» **DIRECTIONS FOR THIS TASK**
Reproduce all entries precisely, down to the last character.

---- RECORDS SHOWN

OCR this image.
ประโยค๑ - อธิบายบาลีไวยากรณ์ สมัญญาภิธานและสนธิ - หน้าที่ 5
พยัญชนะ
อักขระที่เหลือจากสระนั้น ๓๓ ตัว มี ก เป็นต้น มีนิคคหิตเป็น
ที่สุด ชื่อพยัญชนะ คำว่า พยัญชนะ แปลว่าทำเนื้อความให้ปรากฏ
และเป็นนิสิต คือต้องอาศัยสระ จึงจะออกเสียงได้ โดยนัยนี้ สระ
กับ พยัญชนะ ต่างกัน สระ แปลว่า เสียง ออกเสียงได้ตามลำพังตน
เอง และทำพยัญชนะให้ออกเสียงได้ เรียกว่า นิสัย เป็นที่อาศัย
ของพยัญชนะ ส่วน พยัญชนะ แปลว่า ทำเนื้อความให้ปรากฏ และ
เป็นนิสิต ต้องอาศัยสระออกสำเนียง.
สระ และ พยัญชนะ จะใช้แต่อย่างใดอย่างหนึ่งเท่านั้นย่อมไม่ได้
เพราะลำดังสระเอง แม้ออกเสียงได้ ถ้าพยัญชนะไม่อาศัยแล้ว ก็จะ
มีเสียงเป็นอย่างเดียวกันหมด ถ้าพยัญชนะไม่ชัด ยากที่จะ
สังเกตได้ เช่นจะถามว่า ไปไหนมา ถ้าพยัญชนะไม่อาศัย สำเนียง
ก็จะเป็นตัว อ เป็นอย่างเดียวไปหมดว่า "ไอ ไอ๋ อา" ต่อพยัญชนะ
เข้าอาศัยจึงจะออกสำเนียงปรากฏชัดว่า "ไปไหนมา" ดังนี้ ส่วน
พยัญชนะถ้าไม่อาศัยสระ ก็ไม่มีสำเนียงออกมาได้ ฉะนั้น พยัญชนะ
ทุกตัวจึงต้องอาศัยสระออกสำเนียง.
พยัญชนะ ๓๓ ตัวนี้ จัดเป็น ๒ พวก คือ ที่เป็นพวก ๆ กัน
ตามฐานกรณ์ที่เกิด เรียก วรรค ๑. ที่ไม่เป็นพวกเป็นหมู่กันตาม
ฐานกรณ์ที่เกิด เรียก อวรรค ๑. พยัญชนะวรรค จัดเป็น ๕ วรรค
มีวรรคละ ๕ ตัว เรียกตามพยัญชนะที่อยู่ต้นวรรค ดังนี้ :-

--------

» **TASK RESPONSE**
OCR this image.
ประโยค๑ - อธิบายบาลีไวยากรณ์ สมัญญาภิธานและสนธิ - หน้าที่ 5
พยัญชนะ
อักขระที่เหลือจากสระนั้น ๓๓ ตัว มี ก เป็นต้น มีนิคคหิตเป็น
ที่สุด ชื่อพยัญชนะ คำว่า พยัญชนะ แปลว่าทำเนื้อความให้ปรากฏ
และเป็นนิสิต คือต้องอาศัยสระ จึงจะออกเสียงได้ โดยนัยนี้ สระ
กับ พยัญชนะ ต่างกัน สระ แปลว่า เสียง ออกเสียงได้ตามลำพังตน
เอง และทำพยัญชนะให้ออกเสียงได้ เรียกว่า นิสัย เป็นที่อาศัย
ของพยัญชนะ ส่วน พยัญชนะ แปลว่า ทำเนื้อความให้ปรากฏ และ
เป็นนิสิต ต้องอาศัยสระออกสำเนียง.
สระ และ พยัญชนะ จะใช้แต่อย่างใดอย่างหนึ่งเท่านั้นย่อมไม่ได้
เพราะลำดังสระเอง แม้ออกเสียงได้ ถ้าพยัญชนะไม่อาศัยแล้ว ก็จะ
มีเสียงเป็นอย่างเดียวกันหมด ถ้าพยัญชนะไม่ชัด ยากที่จะ
สังเกตได้ เช่นจะถามว่า ไปไหนมา ถ้าพยัญชนะไม่อาศัย สำเนียง
ก็จะเป็นตัว อ เป็นอย่างเดียวไปหมดว่า "ไอ ไอ๋ อา" ต่อพยัญชนะ
เข้าอาศัยจึงจะออกสำเนียงปรากฏชัดว่า "ไปไหนมา" ดังนี้ ส่วน
พยัญชนะถ้าไม่อาศัยสระ ก็ไม่มีสำเนียงออกมาได้ ฉะนั้น พยัญชนะ
ทุกตัวจึงต้องอาศัยสระออกสำเนียง.
พยัญชนะ ๓๓ ตัวนี้ จัดเป็น ๒ พวก คือ ที่เป็นพวก ๆ กัน
ตามฐานกรณ์ที่เกิด เรียก วรรค ๑. ที่ไม่เป็นพวกเป็นหมู่กันตาม
ฐานกรณ์ที่เกิด เรียก อวรรค ๑. พยัญชนะวรรค จัดเป็น ๕ วรรค
มีวรรคละ ๕ ตัว เรียกตามพยัญชนะที่อยู่ต้นวรรค ดังนี้ :-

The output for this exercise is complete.